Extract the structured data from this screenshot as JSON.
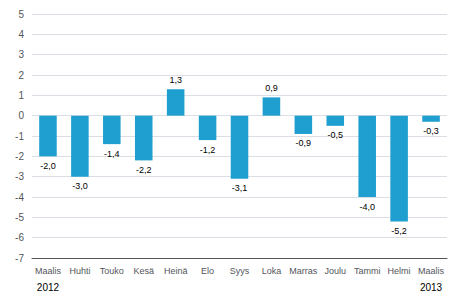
{
  "chart_data": {
    "type": "bar",
    "categories": [
      "Maalis",
      "Huhti",
      "Touko",
      "Kesä",
      "Heinä",
      "Elo",
      "Syys",
      "Loka",
      "Marras",
      "Joulu",
      "Tammi",
      "Helmi",
      "Maalis"
    ],
    "values": [
      -2.0,
      -3.0,
      -1.4,
      -2.2,
      1.3,
      -1.2,
      -3.1,
      0.9,
      -0.9,
      -0.5,
      -4.0,
      -5.2,
      -0.3
    ],
    "value_labels": [
      "-2,0",
      "-3,0",
      "-1,4",
      "-2,2",
      "1,3",
      "-1,2",
      "-3,1",
      "0,9",
      "-0,9",
      "-0,5",
      "-4,0",
      "-5,2",
      "-0,3"
    ],
    "data_labels": true,
    "color": "#1f9fd0",
    "ylim": [
      -7,
      5
    ],
    "yticks": [
      -7,
      -6,
      -5,
      -4,
      -3,
      -2,
      -1,
      0,
      1,
      2,
      3,
      4,
      5
    ],
    "grid": true,
    "annotations": [
      {
        "text": "2012",
        "category_index": 0
      },
      {
        "text": "2013",
        "category_index": 12
      }
    ]
  }
}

────

- TASK:
Every entry must be transcribed exactly. Pictures do not belong in the copy.

- WRITTEN SOLUTION:
Extract the structured data from this screenshot as JSON.
{
  "chart_data": {
    "type": "bar",
    "categories": [
      "Maalis",
      "Huhti",
      "Touko",
      "Kesä",
      "Heinä",
      "Elo",
      "Syys",
      "Loka",
      "Marras",
      "Joulu",
      "Tammi",
      "Helmi",
      "Maalis"
    ],
    "values": [
      -2.0,
      -3.0,
      -1.4,
      -2.2,
      1.3,
      -1.2,
      -3.1,
      0.9,
      -0.9,
      -0.5,
      -4.0,
      -5.2,
      -0.3
    ],
    "value_labels": [
      "-2,0",
      "-3,0",
      "-1,4",
      "-2,2",
      "1,3",
      "-1,2",
      "-3,1",
      "0,9",
      "-0,9",
      "-0,5",
      "-4,0",
      "-5,2",
      "-0,3"
    ],
    "data_labels": true,
    "color": "#1f9fd0",
    "ylim": [
      -7,
      5
    ],
    "yticks": [
      -7,
      -6,
      -5,
      -4,
      -3,
      -2,
      -1,
      0,
      1,
      2,
      3,
      4,
      5
    ],
    "grid": true,
    "annotations": [
      {
        "text": "2012",
        "category_index": 0
      },
      {
        "text": "2013",
        "category_index": 12
      }
    ]
  }
}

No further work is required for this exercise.